* [Dataset rows about figures]:
══════════════════════════════

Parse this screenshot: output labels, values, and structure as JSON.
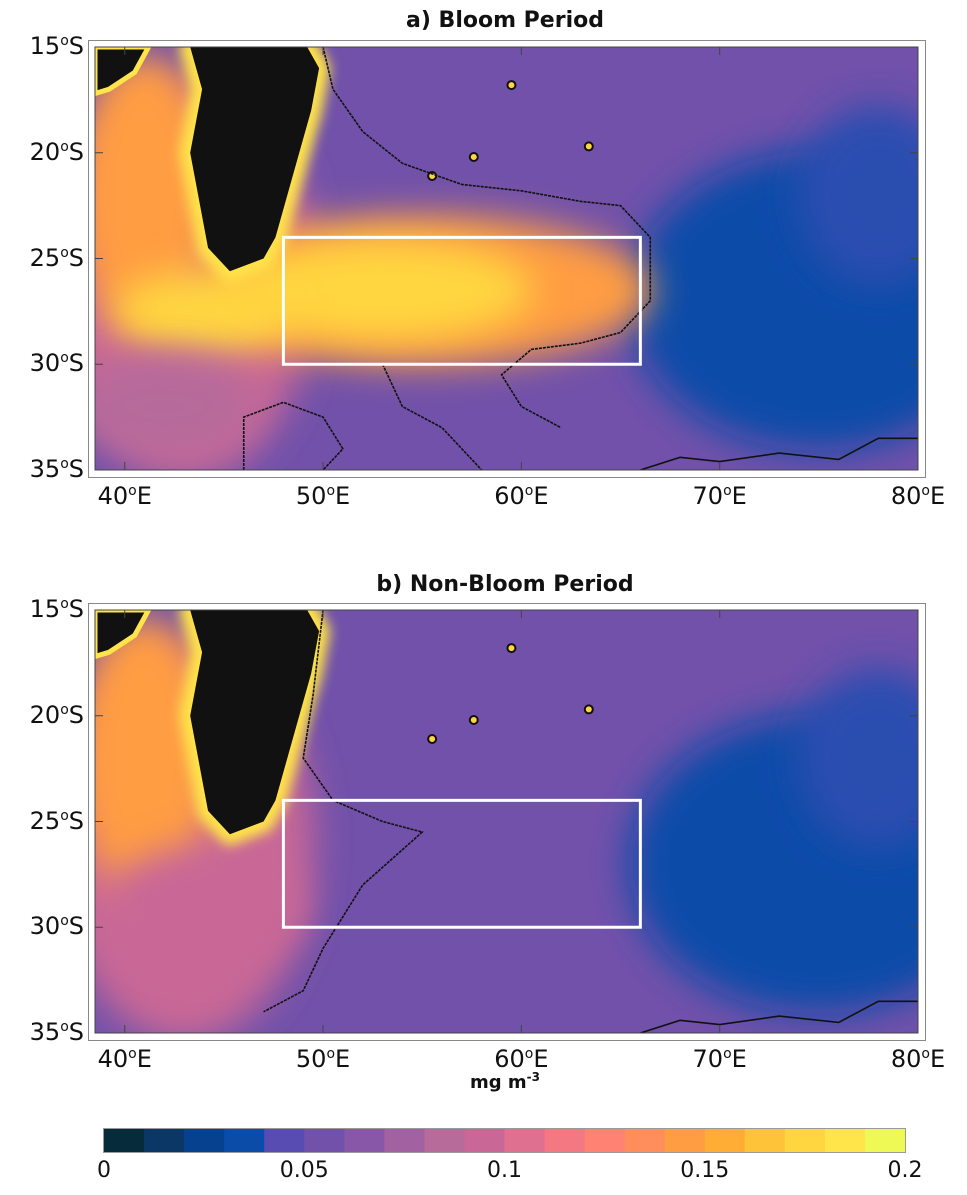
{
  "chart_data": {
    "type": "heatmap",
    "panels": [
      {
        "title": "a) Bloom Period"
      },
      {
        "title": "b) Non-Bloom Period"
      }
    ],
    "variable_units": "mg m-3",
    "xlim": [
      38.5,
      80
    ],
    "ylim": [
      -35,
      -15
    ],
    "x_ticks": [
      {
        "value": 40,
        "label": "40",
        "suffix": "E"
      },
      {
        "value": 50,
        "label": "50",
        "suffix": "E"
      },
      {
        "value": 60,
        "label": "60",
        "suffix": "E"
      },
      {
        "value": 70,
        "label": "70",
        "suffix": "E"
      },
      {
        "value": 80,
        "label": "80",
        "suffix": "E"
      }
    ],
    "y_ticks": [
      {
        "value": -15,
        "label": "15",
        "suffix": "S"
      },
      {
        "value": -20,
        "label": "20",
        "suffix": "S"
      },
      {
        "value": -25,
        "label": "25",
        "suffix": "S"
      },
      {
        "value": -30,
        "label": "30",
        "suffix": "S"
      },
      {
        "value": -35,
        "label": "35",
        "suffix": "S"
      }
    ],
    "study_box": {
      "lon": [
        48,
        66
      ],
      "lat": [
        -30,
        -24
      ]
    },
    "colorbar": {
      "label": "mg m",
      "label_exp": "-3",
      "range": [
        0,
        0.2
      ],
      "ticks": [
        {
          "value": 0,
          "label": "0"
        },
        {
          "value": 0.05,
          "label": "0.05"
        },
        {
          "value": 0.1,
          "label": "0.1"
        },
        {
          "value": 0.15,
          "label": "0.15"
        },
        {
          "value": 0.2,
          "label": "0.2"
        }
      ],
      "colors": [
        "#062b3b",
        "#0b3767",
        "#06418f",
        "#0c4ca9",
        "#584bb1",
        "#7151aa",
        "#8857a8",
        "#a261a1",
        "#b66b9b",
        "#c96896",
        "#e07090",
        "#f47882",
        "#ff8272",
        "#ff8e5c",
        "#ff9d42",
        "#ffad34",
        "#ffc33a",
        "#ffd63f",
        "#ffe44a",
        "#eef955"
      ]
    }
  }
}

══════════════════════════════

* [SET PROBLEM]: Give the entries again without a single change, but with no pictures.

* [TASK ANSWER]:
Parse this screenshot: output labels, values, and structure as JSON.
{
  "chart_data": {
    "type": "heatmap",
    "panels": [
      {
        "title": "a) Bloom Period"
      },
      {
        "title": "b) Non-Bloom Period"
      }
    ],
    "variable_units": "mg m-3",
    "xlim": [
      38.5,
      80
    ],
    "ylim": [
      -35,
      -15
    ],
    "x_ticks": [
      {
        "value": 40,
        "label": "40",
        "suffix": "E"
      },
      {
        "value": 50,
        "label": "50",
        "suffix": "E"
      },
      {
        "value": 60,
        "label": "60",
        "suffix": "E"
      },
      {
        "value": 70,
        "label": "70",
        "suffix": "E"
      },
      {
        "value": 80,
        "label": "80",
        "suffix": "E"
      }
    ],
    "y_ticks": [
      {
        "value": -15,
        "label": "15",
        "suffix": "S"
      },
      {
        "value": -20,
        "label": "20",
        "suffix": "S"
      },
      {
        "value": -25,
        "label": "25",
        "suffix": "S"
      },
      {
        "value": -30,
        "label": "30",
        "suffix": "S"
      },
      {
        "value": -35,
        "label": "35",
        "suffix": "S"
      }
    ],
    "study_box": {
      "lon": [
        48,
        66
      ],
      "lat": [
        -30,
        -24
      ]
    },
    "colorbar": {
      "label": "mg m",
      "label_exp": "-3",
      "range": [
        0,
        0.2
      ],
      "ticks": [
        {
          "value": 0,
          "label": "0"
        },
        {
          "value": 0.05,
          "label": "0.05"
        },
        {
          "value": 0.1,
          "label": "0.1"
        },
        {
          "value": 0.15,
          "label": "0.15"
        },
        {
          "value": 0.2,
          "label": "0.2"
        }
      ],
      "colors": [
        "#062b3b",
        "#0b3767",
        "#06418f",
        "#0c4ca9",
        "#584bb1",
        "#7151aa",
        "#8857a8",
        "#a261a1",
        "#b66b9b",
        "#c96896",
        "#e07090",
        "#f47882",
        "#ff8272",
        "#ff8e5c",
        "#ff9d42",
        "#ffad34",
        "#ffc33a",
        "#ffd63f",
        "#ffe44a",
        "#eef955"
      ]
    }
  }
}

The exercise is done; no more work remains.